Start of Block
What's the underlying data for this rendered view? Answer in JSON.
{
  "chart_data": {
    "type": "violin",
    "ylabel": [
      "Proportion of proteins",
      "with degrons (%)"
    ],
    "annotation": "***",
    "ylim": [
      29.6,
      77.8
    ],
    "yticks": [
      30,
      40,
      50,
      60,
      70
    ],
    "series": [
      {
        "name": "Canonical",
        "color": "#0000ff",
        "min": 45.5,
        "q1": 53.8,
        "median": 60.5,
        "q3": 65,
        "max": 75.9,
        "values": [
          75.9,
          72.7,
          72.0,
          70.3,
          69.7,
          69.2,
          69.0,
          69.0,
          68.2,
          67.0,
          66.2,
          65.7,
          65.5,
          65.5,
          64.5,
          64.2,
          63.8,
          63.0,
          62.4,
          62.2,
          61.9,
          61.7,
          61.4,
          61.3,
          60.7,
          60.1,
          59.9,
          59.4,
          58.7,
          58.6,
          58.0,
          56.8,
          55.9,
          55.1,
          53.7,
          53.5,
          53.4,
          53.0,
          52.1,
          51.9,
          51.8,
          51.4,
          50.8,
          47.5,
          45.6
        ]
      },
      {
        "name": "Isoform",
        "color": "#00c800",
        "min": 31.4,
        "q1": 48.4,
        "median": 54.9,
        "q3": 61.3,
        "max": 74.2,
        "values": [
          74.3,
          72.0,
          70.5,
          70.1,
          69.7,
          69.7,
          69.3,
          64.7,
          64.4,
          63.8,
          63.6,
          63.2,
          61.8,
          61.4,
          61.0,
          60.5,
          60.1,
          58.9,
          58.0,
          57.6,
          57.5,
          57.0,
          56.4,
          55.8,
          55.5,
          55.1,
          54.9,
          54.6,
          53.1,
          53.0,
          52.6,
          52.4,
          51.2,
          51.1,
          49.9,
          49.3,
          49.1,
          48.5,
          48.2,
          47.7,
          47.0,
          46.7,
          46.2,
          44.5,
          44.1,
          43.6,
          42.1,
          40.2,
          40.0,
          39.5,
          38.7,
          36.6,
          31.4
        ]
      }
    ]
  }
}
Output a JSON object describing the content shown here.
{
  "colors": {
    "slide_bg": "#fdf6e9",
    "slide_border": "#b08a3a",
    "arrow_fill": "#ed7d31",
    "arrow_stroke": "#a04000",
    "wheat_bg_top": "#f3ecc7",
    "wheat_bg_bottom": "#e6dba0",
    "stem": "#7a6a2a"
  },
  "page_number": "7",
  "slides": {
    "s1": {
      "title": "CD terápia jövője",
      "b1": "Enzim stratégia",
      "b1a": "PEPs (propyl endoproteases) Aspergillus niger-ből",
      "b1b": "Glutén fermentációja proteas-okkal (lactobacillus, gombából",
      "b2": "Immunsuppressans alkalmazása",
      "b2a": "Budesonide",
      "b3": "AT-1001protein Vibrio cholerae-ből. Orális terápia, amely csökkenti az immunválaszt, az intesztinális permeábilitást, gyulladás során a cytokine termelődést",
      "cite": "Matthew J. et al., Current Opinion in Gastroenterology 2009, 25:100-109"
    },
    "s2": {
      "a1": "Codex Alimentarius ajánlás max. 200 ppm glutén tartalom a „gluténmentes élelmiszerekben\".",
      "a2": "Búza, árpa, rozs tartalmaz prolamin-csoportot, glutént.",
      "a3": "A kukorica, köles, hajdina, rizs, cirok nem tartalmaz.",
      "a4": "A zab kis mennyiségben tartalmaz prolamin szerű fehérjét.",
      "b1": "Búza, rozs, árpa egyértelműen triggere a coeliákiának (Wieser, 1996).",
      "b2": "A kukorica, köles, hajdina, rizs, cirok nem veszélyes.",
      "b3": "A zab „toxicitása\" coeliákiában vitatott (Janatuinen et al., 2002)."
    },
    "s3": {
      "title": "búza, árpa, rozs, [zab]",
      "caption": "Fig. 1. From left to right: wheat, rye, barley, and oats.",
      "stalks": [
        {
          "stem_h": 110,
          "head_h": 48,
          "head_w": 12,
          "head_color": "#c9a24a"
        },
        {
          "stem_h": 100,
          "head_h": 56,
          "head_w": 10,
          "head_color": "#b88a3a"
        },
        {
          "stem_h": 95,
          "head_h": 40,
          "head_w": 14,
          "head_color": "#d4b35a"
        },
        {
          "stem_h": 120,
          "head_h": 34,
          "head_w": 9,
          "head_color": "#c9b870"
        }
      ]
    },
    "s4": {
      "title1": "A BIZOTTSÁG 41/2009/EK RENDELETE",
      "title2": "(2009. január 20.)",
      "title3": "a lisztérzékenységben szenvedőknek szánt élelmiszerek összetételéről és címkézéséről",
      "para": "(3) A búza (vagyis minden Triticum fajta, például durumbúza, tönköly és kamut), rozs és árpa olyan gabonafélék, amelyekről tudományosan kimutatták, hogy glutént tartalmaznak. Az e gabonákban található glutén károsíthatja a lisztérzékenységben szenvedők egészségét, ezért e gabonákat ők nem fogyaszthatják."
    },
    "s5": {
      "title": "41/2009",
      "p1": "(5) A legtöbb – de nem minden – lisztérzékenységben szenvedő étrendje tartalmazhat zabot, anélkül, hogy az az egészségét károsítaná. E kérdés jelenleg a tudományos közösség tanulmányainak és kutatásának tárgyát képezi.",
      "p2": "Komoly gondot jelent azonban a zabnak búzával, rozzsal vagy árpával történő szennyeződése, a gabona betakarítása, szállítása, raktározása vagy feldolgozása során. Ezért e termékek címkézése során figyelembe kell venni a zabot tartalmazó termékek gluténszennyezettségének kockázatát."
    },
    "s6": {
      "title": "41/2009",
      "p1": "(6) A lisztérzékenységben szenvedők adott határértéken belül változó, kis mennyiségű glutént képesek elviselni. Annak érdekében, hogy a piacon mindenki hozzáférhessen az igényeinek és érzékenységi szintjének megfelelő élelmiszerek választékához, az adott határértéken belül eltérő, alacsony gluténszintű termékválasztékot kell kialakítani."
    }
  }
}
End of Block
**WHAT THE EXERCISE ASKS:** All lines above holding the word "rozs" make up the answer; copy each one.

**OUTPUT OF THE TASK:**
      "a2": "Búza, árpa, rozs tartalmaz prolamin-csoportot, glutént.",
      "b1": "Búza, rozs, árpa egyértelműen triggere a coeliákiának (Wieser, 1996).",
      "title": "búza, árpa, rozs, [zab]",
      "para": "(3) A búza (vagyis minden Triticum fajta, például durumbúza, tönköly és kamut), rozs és árpa olyan gabonafélék, amelyekről tudományosan kimutatták, hogy glutént tartalmaznak. Az e gabonákban található glutén károsíthatja a lisztérzékenységben szenvedők egészségét, ezért e gabonákat ők nem fogyaszthatják."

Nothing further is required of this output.